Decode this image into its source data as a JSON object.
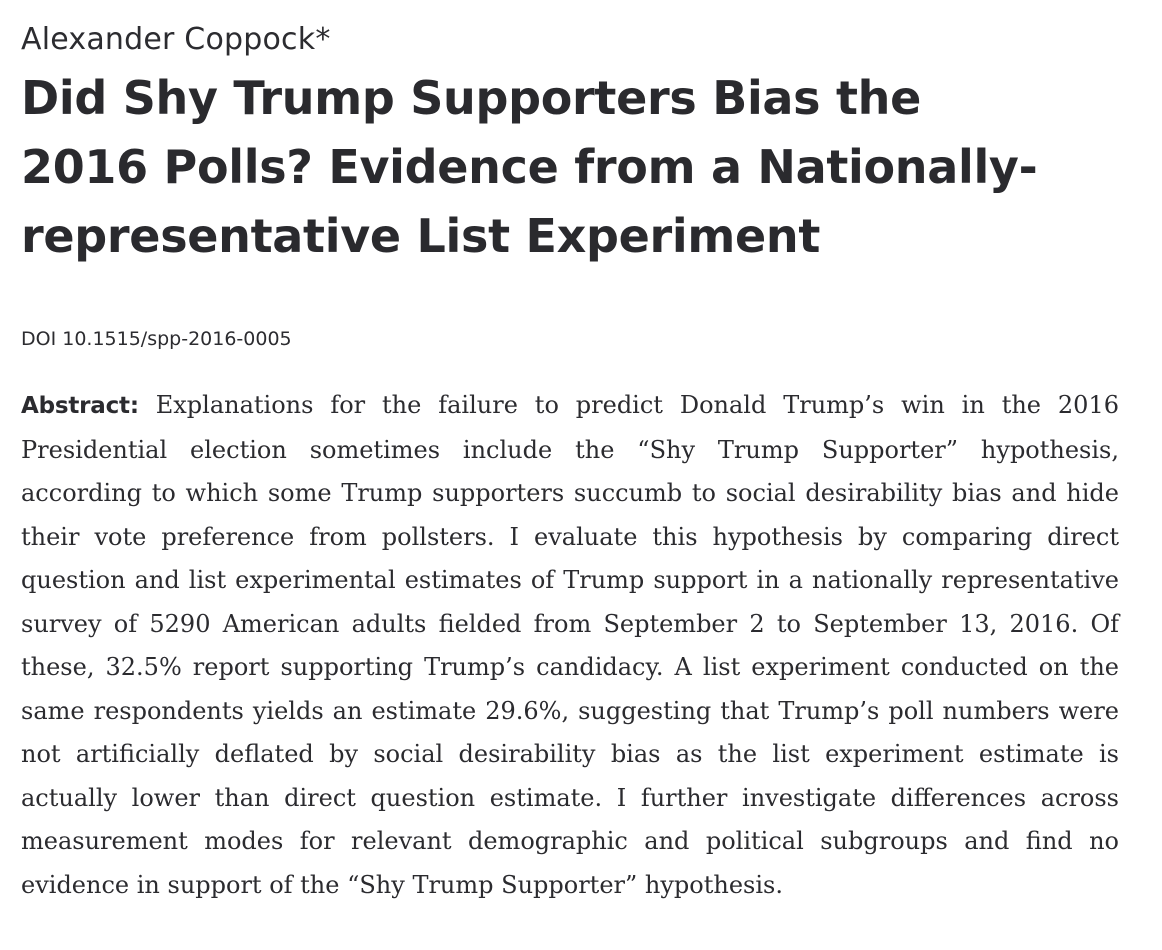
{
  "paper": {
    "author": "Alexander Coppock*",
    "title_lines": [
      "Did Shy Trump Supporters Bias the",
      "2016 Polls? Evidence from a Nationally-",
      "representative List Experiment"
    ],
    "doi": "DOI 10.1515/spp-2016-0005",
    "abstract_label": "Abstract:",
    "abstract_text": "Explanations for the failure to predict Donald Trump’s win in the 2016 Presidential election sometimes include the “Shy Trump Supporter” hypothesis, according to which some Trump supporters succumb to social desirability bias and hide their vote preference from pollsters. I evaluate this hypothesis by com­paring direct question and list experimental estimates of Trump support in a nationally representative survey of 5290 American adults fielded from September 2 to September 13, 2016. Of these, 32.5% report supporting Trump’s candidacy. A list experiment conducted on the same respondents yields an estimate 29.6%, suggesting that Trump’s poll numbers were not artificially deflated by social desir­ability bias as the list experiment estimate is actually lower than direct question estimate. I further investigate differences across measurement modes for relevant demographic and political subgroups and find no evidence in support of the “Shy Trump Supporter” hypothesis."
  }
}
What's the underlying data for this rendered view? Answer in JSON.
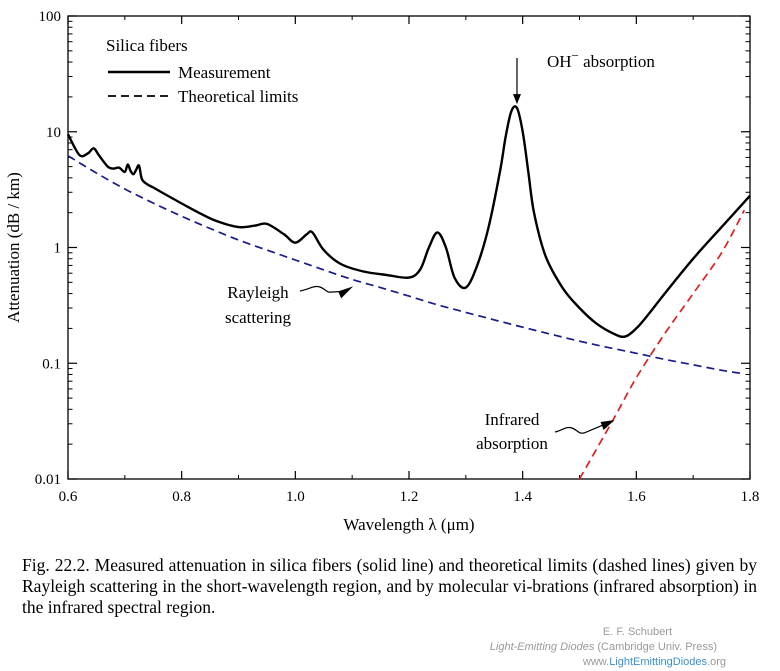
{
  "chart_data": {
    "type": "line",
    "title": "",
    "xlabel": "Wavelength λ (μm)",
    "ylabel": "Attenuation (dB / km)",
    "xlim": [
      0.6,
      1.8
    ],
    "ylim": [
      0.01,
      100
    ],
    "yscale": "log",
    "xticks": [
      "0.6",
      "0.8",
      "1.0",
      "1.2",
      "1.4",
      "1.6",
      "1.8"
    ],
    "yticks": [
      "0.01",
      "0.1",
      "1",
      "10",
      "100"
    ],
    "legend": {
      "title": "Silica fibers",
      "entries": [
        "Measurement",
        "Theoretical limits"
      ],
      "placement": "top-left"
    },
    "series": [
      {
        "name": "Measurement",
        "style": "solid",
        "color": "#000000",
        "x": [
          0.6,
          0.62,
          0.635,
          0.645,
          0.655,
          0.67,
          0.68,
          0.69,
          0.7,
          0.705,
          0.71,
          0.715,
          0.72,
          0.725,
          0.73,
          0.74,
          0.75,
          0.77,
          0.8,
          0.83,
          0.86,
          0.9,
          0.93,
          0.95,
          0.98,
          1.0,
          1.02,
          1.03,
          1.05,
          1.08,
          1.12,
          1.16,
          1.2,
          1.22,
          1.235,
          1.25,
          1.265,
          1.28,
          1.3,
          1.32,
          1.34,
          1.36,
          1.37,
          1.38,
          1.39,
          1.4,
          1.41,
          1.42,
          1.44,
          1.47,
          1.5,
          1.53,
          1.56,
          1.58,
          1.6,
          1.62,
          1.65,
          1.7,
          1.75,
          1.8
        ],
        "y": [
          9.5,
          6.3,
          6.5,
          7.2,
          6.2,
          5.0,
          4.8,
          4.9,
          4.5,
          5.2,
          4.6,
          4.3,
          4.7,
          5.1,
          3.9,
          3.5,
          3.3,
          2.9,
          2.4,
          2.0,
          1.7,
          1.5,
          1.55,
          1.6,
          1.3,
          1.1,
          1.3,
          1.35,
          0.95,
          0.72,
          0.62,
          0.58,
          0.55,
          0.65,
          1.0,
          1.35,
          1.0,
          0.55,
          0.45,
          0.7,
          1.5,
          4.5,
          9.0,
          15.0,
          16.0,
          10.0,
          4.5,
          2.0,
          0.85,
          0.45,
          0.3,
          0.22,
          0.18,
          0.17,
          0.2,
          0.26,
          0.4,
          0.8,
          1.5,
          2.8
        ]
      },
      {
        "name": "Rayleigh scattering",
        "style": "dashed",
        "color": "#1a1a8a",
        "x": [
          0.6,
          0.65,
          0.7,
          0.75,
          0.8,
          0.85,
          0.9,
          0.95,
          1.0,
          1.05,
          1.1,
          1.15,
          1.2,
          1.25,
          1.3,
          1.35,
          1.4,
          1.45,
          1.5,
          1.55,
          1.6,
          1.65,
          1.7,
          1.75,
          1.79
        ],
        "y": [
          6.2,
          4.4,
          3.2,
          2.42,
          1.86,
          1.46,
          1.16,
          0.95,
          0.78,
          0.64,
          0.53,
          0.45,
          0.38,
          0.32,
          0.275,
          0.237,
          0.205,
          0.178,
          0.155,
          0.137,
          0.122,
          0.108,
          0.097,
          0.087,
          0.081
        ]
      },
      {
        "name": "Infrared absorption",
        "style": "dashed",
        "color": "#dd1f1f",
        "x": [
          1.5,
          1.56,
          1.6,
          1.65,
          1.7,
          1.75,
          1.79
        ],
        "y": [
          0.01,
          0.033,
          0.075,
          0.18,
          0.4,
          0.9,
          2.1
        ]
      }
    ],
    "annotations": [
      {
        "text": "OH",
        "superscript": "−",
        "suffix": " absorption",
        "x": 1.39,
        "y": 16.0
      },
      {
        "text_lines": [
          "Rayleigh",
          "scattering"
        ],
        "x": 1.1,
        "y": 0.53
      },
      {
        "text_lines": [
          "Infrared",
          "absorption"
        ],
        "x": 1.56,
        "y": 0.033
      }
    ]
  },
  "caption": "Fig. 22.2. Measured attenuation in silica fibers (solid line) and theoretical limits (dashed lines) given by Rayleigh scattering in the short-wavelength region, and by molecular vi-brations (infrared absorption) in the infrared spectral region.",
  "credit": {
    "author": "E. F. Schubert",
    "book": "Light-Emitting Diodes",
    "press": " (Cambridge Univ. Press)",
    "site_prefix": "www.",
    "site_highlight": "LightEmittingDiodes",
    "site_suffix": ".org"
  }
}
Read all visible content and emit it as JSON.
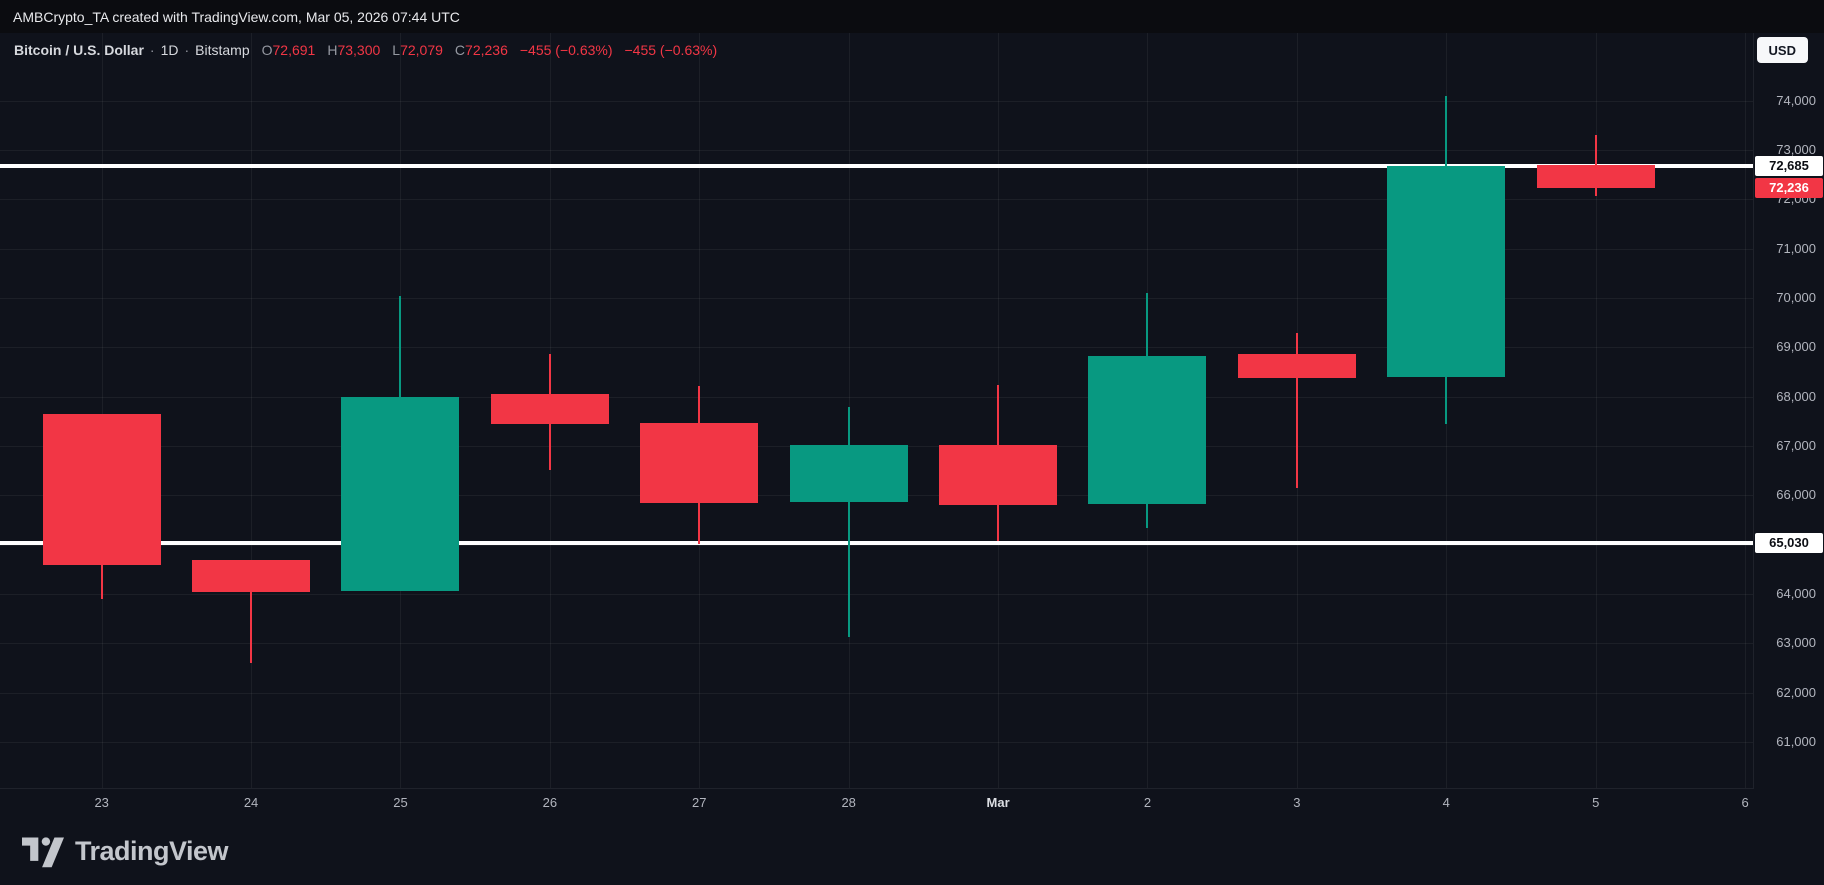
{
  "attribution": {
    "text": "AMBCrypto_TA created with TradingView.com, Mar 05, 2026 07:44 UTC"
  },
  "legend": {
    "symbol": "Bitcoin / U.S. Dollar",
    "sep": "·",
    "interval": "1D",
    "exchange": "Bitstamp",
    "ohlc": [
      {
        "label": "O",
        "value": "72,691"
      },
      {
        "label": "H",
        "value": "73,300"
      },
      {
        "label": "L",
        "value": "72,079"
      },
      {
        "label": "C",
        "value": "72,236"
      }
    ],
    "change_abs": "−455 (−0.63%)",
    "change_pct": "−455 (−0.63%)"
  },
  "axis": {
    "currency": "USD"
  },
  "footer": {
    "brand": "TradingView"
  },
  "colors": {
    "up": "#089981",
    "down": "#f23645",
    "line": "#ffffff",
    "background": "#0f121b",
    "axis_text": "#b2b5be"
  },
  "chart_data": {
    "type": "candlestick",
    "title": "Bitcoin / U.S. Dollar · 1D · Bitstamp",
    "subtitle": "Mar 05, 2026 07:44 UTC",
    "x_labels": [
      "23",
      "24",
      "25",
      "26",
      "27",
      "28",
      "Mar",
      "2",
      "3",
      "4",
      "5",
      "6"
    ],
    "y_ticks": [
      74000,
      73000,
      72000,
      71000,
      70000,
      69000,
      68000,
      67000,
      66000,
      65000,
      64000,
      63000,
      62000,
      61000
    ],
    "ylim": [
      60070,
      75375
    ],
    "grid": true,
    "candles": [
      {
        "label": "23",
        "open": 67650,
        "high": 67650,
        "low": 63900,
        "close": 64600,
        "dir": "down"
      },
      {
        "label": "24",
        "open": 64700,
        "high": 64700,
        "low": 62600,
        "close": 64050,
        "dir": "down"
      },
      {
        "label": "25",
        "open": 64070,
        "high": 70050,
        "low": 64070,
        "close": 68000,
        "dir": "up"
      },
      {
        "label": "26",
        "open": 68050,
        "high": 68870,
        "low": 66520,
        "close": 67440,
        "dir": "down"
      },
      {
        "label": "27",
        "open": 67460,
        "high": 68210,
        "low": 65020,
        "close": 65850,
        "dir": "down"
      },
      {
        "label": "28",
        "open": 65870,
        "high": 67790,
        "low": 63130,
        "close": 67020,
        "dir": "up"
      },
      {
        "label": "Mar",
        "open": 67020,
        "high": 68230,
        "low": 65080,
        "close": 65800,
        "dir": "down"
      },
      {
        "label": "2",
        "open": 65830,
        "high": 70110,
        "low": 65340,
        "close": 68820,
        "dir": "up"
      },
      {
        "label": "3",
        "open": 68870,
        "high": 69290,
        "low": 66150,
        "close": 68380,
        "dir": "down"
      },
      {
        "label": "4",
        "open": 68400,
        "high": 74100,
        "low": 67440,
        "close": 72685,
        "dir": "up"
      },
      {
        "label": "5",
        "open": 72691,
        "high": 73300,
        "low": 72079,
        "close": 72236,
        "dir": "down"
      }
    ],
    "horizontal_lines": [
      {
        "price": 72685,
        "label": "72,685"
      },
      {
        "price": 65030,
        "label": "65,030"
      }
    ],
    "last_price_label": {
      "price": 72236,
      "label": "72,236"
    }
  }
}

■ ■ ■ ■ ■ ■ ■

Written exercise: Please list every line of the records that contains "representative".

Final result:
      "representative List Experiment"
    "abstract_text": "Explanations for the failure to predict Donald Trump’s win in the 2016 Presidential election sometimes include the “Shy Trump Supporter” hypothesis, according to which some Trump supporters succumb to social desirability bias and hide their vote preference from pollsters. I evaluate this hypothesis by com­paring direct question and list experimental estimates of Trump support in a nationally representative survey of 5290 American adults fielded from September 2 to September 13, 2016. Of these, 32.5% report supporting Trump’s candidacy. A list experiment conducted on the same respondents yields an estimate 29.6%, suggesting that Trump’s poll numbers were not artificially deflated by social desir­ability bias as the list experiment estimate is actually lower than direct question estimate. I further investigate differences across measurement modes for relevant demographic and political subgroups and find no evidence in support of the “Shy Trump Supporter” hypothesis."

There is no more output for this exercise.